Exercise objective: Copy every line of the data that contains the string "JSON".

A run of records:
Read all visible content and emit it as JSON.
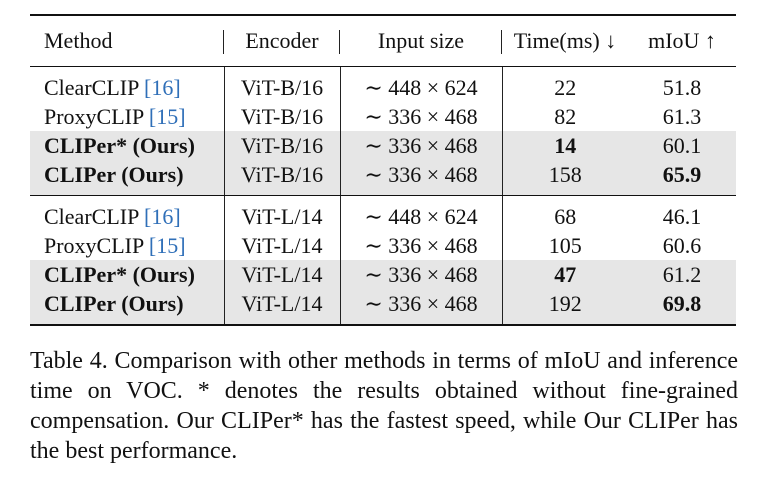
{
  "table": {
    "headers": {
      "method": "Method",
      "encoder": "Encoder",
      "input_size": "Input size",
      "time": "Time(ms) ↓",
      "miou": "mIoU ↑"
    },
    "group1": [
      {
        "method": "ClearCLIP",
        "cite": "[16]",
        "encoder": "ViT-B/16",
        "size": "∼ 448 × 624",
        "time": "22",
        "miou": "51.8"
      },
      {
        "method": "ProxyCLIP",
        "cite": "[15]",
        "encoder": "ViT-B/16",
        "size": "∼ 336 × 468",
        "time": "82",
        "miou": "61.3"
      },
      {
        "method": "CLIPer* (Ours)",
        "encoder": "ViT-B/16",
        "size": "∼ 336 × 468",
        "time": "14",
        "miou": "60.1"
      },
      {
        "method": "CLIPer (Ours)",
        "encoder": "ViT-B/16",
        "size": "∼ 336 × 468",
        "time": "158",
        "miou": "65.9"
      }
    ],
    "group2": [
      {
        "method": "ClearCLIP",
        "cite": "[16]",
        "encoder": "ViT-L/14",
        "size": "∼ 448 × 624",
        "time": "68",
        "miou": "46.1"
      },
      {
        "method": "ProxyCLIP",
        "cite": "[15]",
        "encoder": "ViT-L/14",
        "size": "∼ 336 × 468",
        "time": "105",
        "miou": "60.6"
      },
      {
        "method": "CLIPer* (Ours)",
        "encoder": "ViT-L/14",
        "size": "∼ 336 × 468",
        "time": "47",
        "miou": "61.2"
      },
      {
        "method": "CLIPer (Ours)",
        "encoder": "ViT-L/14",
        "size": "∼ 336 × 468",
        "time": "192",
        "miou": "69.8"
      }
    ]
  },
  "caption": "Table 4. Comparison with other methods in terms of mIoU and inference time on VOC. * denotes the results obtained without fine-grained compensation. Our CLIPer* has the fastest speed, while Our CLIPer has the best performance."
}
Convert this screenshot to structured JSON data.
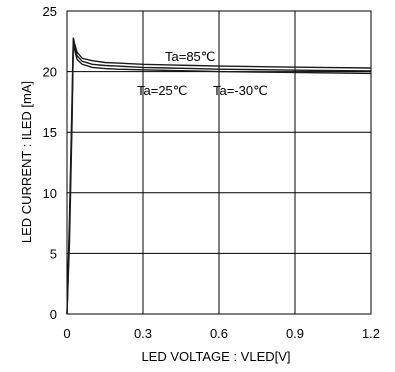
{
  "chart_data": {
    "type": "line",
    "title": "",
    "xlabel": "LED VOLTAGE : VLED[V]",
    "ylabel": "LED CURRENT : ILED [mA]",
    "xlim": [
      0,
      1.2
    ],
    "ylim": [
      0,
      25
    ],
    "x_ticks": [
      "0",
      "0.3",
      "0.6",
      "0.9",
      "1.2"
    ],
    "y_ticks": [
      "0",
      "5",
      "10",
      "15",
      "20",
      "25"
    ],
    "grid": true,
    "annotations": [
      "Ta=85℃",
      "Ta=25℃",
      "Ta=-30℃"
    ],
    "series": [
      {
        "name": "Ta=85℃",
        "x": [
          0,
          0.01,
          0.02,
          0.025,
          0.03,
          0.04,
          0.06,
          0.1,
          0.15,
          0.2,
          0.3,
          0.4,
          0.5,
          0.6,
          0.8,
          1.0,
          1.2
        ],
        "y": [
          0,
          8,
          18,
          22.8,
          22.3,
          21.6,
          21.1,
          20.9,
          20.75,
          20.7,
          20.6,
          20.55,
          20.5,
          20.45,
          20.4,
          20.35,
          20.3
        ]
      },
      {
        "name": "Ta=25℃",
        "x": [
          0,
          0.01,
          0.02,
          0.025,
          0.03,
          0.04,
          0.06,
          0.1,
          0.15,
          0.2,
          0.3,
          0.4,
          0.5,
          0.6,
          0.8,
          1.0,
          1.2
        ],
        "y": [
          0,
          7,
          17,
          22.5,
          22.0,
          21.3,
          20.85,
          20.6,
          20.5,
          20.45,
          20.35,
          20.3,
          20.25,
          20.2,
          20.15,
          20.1,
          20.05
        ]
      },
      {
        "name": "Ta=-30℃",
        "x": [
          0,
          0.01,
          0.02,
          0.025,
          0.03,
          0.04,
          0.06,
          0.1,
          0.15,
          0.2,
          0.3,
          0.4,
          0.5,
          0.6,
          0.8,
          1.0,
          1.2
        ],
        "y": [
          0,
          6,
          16,
          22.2,
          21.8,
          21.0,
          20.6,
          20.35,
          20.25,
          20.2,
          20.15,
          20.1,
          20.05,
          20.0,
          19.95,
          19.9,
          19.85
        ]
      }
    ],
    "colors": {
      "line": "#1a1a1a",
      "grid": "#000000"
    }
  }
}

Answer to the exercise:
Read all visible content and emit it as JSON.
Convert this screenshot to structured JSON data.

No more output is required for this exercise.